====== DATA SECTION ======
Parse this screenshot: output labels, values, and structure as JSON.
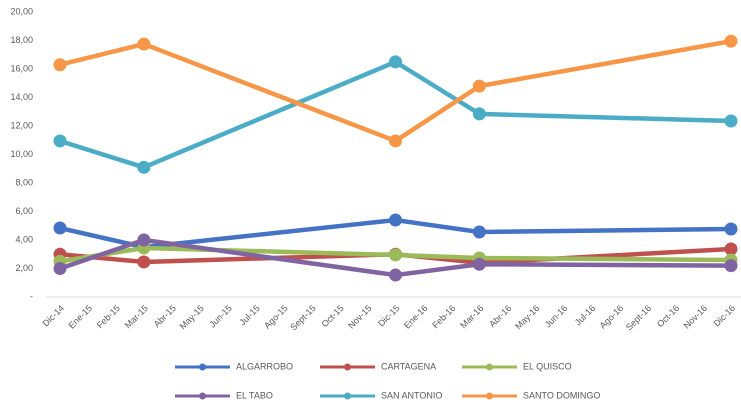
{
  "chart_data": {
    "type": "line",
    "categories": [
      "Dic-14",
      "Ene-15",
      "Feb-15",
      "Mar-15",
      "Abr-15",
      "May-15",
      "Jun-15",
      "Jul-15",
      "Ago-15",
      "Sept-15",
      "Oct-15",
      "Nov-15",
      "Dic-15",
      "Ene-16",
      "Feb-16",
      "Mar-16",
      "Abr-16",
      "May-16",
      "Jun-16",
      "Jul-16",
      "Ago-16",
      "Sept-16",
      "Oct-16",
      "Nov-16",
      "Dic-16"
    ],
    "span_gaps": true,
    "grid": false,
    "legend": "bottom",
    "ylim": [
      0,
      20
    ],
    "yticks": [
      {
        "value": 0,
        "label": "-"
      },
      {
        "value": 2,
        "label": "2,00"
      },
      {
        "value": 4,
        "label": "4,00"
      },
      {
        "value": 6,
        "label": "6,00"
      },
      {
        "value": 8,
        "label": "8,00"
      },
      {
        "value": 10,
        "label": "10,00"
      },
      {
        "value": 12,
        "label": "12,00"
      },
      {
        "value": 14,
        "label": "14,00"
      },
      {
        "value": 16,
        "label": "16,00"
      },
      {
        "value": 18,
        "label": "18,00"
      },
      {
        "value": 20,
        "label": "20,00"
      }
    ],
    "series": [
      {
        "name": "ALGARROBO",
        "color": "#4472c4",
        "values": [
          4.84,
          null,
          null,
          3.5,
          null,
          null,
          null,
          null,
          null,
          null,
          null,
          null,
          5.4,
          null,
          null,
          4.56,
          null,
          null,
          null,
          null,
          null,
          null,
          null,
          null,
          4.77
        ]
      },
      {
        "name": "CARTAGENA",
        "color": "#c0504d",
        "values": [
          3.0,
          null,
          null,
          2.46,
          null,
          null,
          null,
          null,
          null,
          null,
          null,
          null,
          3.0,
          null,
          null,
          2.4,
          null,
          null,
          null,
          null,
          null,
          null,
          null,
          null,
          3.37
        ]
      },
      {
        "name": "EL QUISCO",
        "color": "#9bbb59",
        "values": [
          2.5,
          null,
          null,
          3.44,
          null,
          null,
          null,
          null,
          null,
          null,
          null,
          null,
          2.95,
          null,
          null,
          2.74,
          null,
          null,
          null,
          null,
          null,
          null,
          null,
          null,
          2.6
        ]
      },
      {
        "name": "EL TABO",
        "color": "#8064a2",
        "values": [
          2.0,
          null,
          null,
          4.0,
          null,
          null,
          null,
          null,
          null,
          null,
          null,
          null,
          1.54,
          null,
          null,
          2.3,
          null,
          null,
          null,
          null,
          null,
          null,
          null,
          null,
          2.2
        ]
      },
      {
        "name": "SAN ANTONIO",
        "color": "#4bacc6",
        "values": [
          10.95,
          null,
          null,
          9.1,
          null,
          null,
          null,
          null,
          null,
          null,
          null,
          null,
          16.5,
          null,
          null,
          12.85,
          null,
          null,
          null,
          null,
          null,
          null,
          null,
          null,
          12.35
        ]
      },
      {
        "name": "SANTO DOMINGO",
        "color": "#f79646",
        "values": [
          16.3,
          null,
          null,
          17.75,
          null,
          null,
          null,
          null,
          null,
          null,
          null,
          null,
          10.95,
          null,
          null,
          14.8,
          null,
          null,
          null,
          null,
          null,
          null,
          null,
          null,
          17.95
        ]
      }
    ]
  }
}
======
WRITTEN EXERCISE:
All of the data above should be quoted exactly, except for the pictures.

WORKED SOLUTION:
Parse this screenshot: output labels, values, and structure as JSON.
{
  "chart_data": {
    "type": "line",
    "categories": [
      "Dic-14",
      "Ene-15",
      "Feb-15",
      "Mar-15",
      "Abr-15",
      "May-15",
      "Jun-15",
      "Jul-15",
      "Ago-15",
      "Sept-15",
      "Oct-15",
      "Nov-15",
      "Dic-15",
      "Ene-16",
      "Feb-16",
      "Mar-16",
      "Abr-16",
      "May-16",
      "Jun-16",
      "Jul-16",
      "Ago-16",
      "Sept-16",
      "Oct-16",
      "Nov-16",
      "Dic-16"
    ],
    "span_gaps": true,
    "grid": false,
    "legend": "bottom",
    "ylim": [
      0,
      20
    ],
    "yticks": [
      {
        "value": 0,
        "label": "-"
      },
      {
        "value": 2,
        "label": "2,00"
      },
      {
        "value": 4,
        "label": "4,00"
      },
      {
        "value": 6,
        "label": "6,00"
      },
      {
        "value": 8,
        "label": "8,00"
      },
      {
        "value": 10,
        "label": "10,00"
      },
      {
        "value": 12,
        "label": "12,00"
      },
      {
        "value": 14,
        "label": "14,00"
      },
      {
        "value": 16,
        "label": "16,00"
      },
      {
        "value": 18,
        "label": "18,00"
      },
      {
        "value": 20,
        "label": "20,00"
      }
    ],
    "series": [
      {
        "name": "ALGARROBO",
        "color": "#4472c4",
        "values": [
          4.84,
          null,
          null,
          3.5,
          null,
          null,
          null,
          null,
          null,
          null,
          null,
          null,
          5.4,
          null,
          null,
          4.56,
          null,
          null,
          null,
          null,
          null,
          null,
          null,
          null,
          4.77
        ]
      },
      {
        "name": "CARTAGENA",
        "color": "#c0504d",
        "values": [
          3.0,
          null,
          null,
          2.46,
          null,
          null,
          null,
          null,
          null,
          null,
          null,
          null,
          3.0,
          null,
          null,
          2.4,
          null,
          null,
          null,
          null,
          null,
          null,
          null,
          null,
          3.37
        ]
      },
      {
        "name": "EL QUISCO",
        "color": "#9bbb59",
        "values": [
          2.5,
          null,
          null,
          3.44,
          null,
          null,
          null,
          null,
          null,
          null,
          null,
          null,
          2.95,
          null,
          null,
          2.74,
          null,
          null,
          null,
          null,
          null,
          null,
          null,
          null,
          2.6
        ]
      },
      {
        "name": "EL TABO",
        "color": "#8064a2",
        "values": [
          2.0,
          null,
          null,
          4.0,
          null,
          null,
          null,
          null,
          null,
          null,
          null,
          null,
          1.54,
          null,
          null,
          2.3,
          null,
          null,
          null,
          null,
          null,
          null,
          null,
          null,
          2.2
        ]
      },
      {
        "name": "SAN ANTONIO",
        "color": "#4bacc6",
        "values": [
          10.95,
          null,
          null,
          9.1,
          null,
          null,
          null,
          null,
          null,
          null,
          null,
          null,
          16.5,
          null,
          null,
          12.85,
          null,
          null,
          null,
          null,
          null,
          null,
          null,
          null,
          12.35
        ]
      },
      {
        "name": "SANTO DOMINGO",
        "color": "#f79646",
        "values": [
          16.3,
          null,
          null,
          17.75,
          null,
          null,
          null,
          null,
          null,
          null,
          null,
          null,
          10.95,
          null,
          null,
          14.8,
          null,
          null,
          null,
          null,
          null,
          null,
          null,
          null,
          17.95
        ]
      }
    ]
  }
}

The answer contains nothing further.